# Directions
Show all lines holding the string "name".

_ _ _ _

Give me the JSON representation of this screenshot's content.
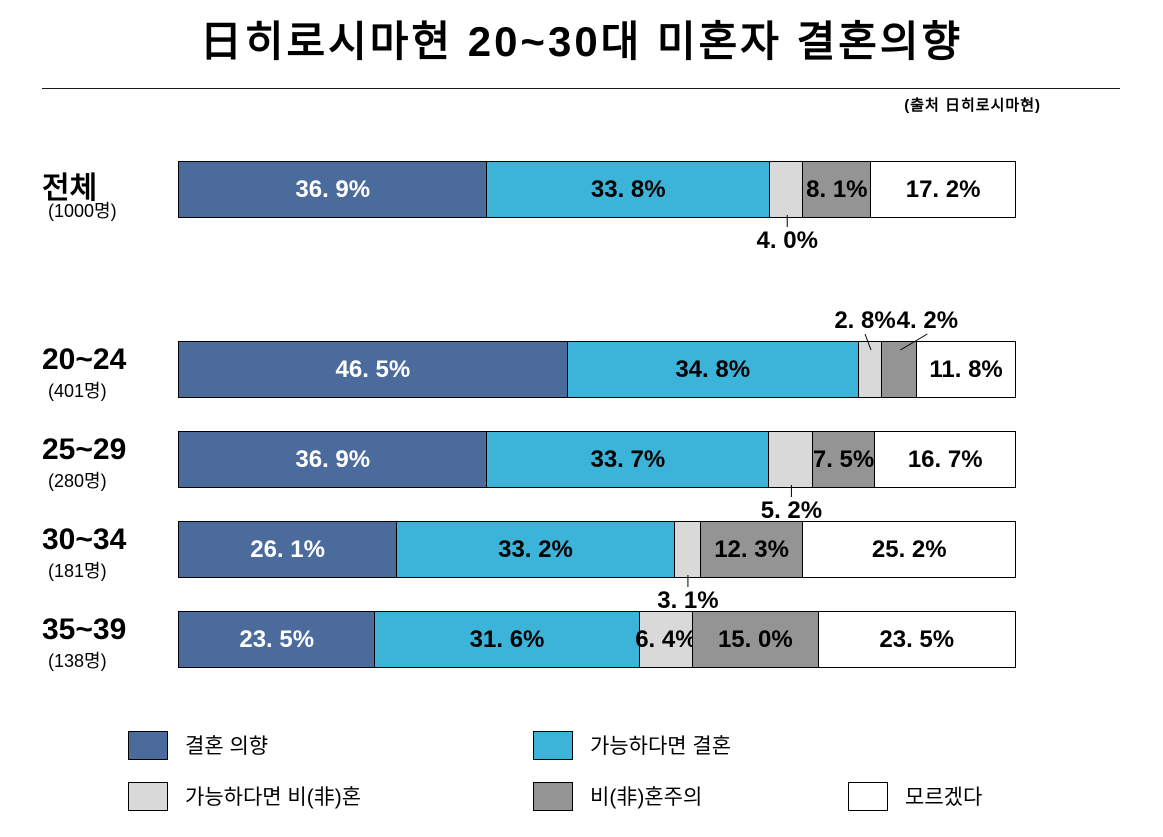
{
  "title": "日히로시마현 20~30대 미혼자 결혼의향",
  "source": "(출처 日히로시마현)",
  "colors": {
    "marry_intent": "#4a6b9c",
    "marry_if_possible": "#3cb4d9",
    "single_if_possible": "#d9d9d9",
    "single_principle": "#949494",
    "dont_know": "#ffffff",
    "border": "#000000"
  },
  "chart_data": {
    "type": "bar",
    "orientation": "horizontal",
    "stacked": true,
    "grid": false,
    "legend_position": "bottom",
    "title": "日히로시마현 20~30대 미혼자 결혼의향",
    "xlabel": "",
    "ylabel": "",
    "xlim": [
      0,
      100
    ],
    "unit": "%",
    "categories": [
      "전체",
      "20~24",
      "25~29",
      "30~34",
      "35~39"
    ],
    "category_counts": [
      "(1000명)",
      "(401명)",
      "(280명)",
      "(181명)",
      "(138명)"
    ],
    "series": [
      {
        "name": "결혼 의향",
        "color": "#4a6b9c",
        "text_color": "#ffffff",
        "values": [
          36.9,
          46.5,
          36.9,
          26.1,
          23.5
        ]
      },
      {
        "name": "가능하다면 결혼",
        "color": "#3cb4d9",
        "text_color": "#000000",
        "values": [
          33.8,
          34.8,
          33.7,
          33.2,
          31.6
        ]
      },
      {
        "name": "가능하다면 비(非)혼",
        "color": "#d9d9d9",
        "text_color": "#000000",
        "values": [
          4.0,
          2.8,
          5.2,
          3.1,
          6.4
        ]
      },
      {
        "name": "비(非)혼주의",
        "color": "#949494",
        "text_color": "#000000",
        "values": [
          8.1,
          4.2,
          7.5,
          12.3,
          15.0
        ]
      },
      {
        "name": "모르겠다",
        "color": "#ffffff",
        "text_color": "#000000",
        "values": [
          17.2,
          11.8,
          16.7,
          25.2,
          23.5
        ]
      }
    ],
    "outside_labels": [
      {
        "row": 0,
        "series": 2,
        "side": "below",
        "dx": 0
      },
      {
        "row": 1,
        "series": 2,
        "side": "above",
        "dx": -6
      },
      {
        "row": 1,
        "series": 3,
        "side": "above",
        "dx": 27
      },
      {
        "row": 2,
        "series": 2,
        "side": "below",
        "dx": 0
      },
      {
        "row": 3,
        "series": 2,
        "side": "below",
        "dx": 0
      }
    ]
  }
}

_ _ _ _

# Solution to the exercise
        "name": "결혼 의향",
        "name": "가능하다면 결혼",
        "name": "가능하다면 비(非)혼",
        "name": "비(非)혼주의",
        "name": "모르겠다",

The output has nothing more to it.